Start of MATERIALS PROVIDED
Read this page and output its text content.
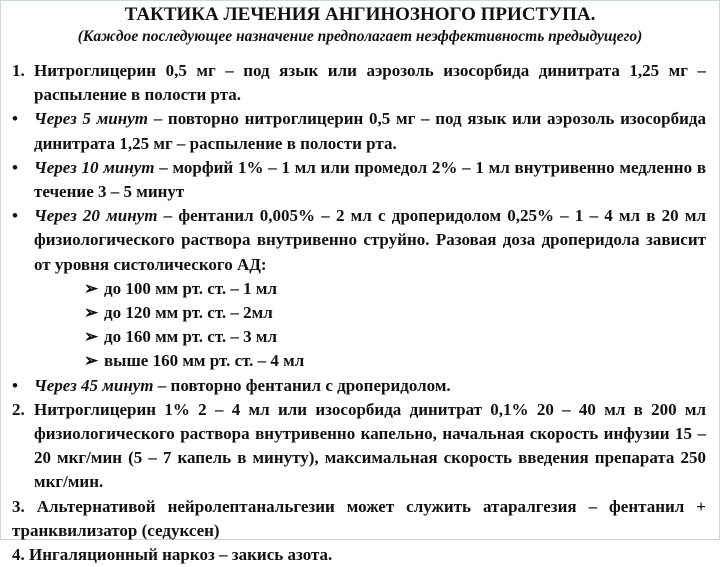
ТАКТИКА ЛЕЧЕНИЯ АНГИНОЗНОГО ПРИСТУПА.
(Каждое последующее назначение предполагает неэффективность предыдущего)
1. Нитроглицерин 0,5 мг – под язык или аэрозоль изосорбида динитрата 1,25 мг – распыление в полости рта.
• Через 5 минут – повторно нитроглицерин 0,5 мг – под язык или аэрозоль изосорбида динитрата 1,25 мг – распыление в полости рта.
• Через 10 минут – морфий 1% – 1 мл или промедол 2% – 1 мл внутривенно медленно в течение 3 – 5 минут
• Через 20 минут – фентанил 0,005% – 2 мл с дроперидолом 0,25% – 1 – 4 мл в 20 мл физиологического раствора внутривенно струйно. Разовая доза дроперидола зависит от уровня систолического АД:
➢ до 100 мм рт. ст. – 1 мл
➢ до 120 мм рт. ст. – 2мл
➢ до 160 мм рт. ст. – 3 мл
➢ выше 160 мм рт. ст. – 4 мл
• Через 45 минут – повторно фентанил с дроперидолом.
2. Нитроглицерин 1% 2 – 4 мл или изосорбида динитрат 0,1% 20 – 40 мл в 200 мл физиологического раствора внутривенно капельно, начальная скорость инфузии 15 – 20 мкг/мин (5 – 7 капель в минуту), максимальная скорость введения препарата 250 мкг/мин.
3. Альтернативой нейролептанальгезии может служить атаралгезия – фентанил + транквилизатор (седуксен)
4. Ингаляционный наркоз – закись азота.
End of MATERIALS PROVIDED
> **JOB**:
List all lines in the material containing the string "изосорбида".

> **ANSWER TO THE TASK**:
1. Нитроглицерин 0,5 мг – под язык или аэрозоль изосорбида динитрата 1,25 мг – распыление в полости рта.
• Через 5 минут – повторно нитроглицерин 0,5 мг – под язык или аэрозоль изосорбида динитрата 1,25 мг – распыление в полости рта.
2. Нитроглицерин 1% 2 – 4 мл или изосорбида динитрат 0,1% 20 – 40 мл в 200 мл физиологического раствора внутривенно капельно, начальная скорость инфузии 15 – 20 мкг/мин (5 – 7 капель в минуту), максимальная скорость введения препарата 250 мкг/мин.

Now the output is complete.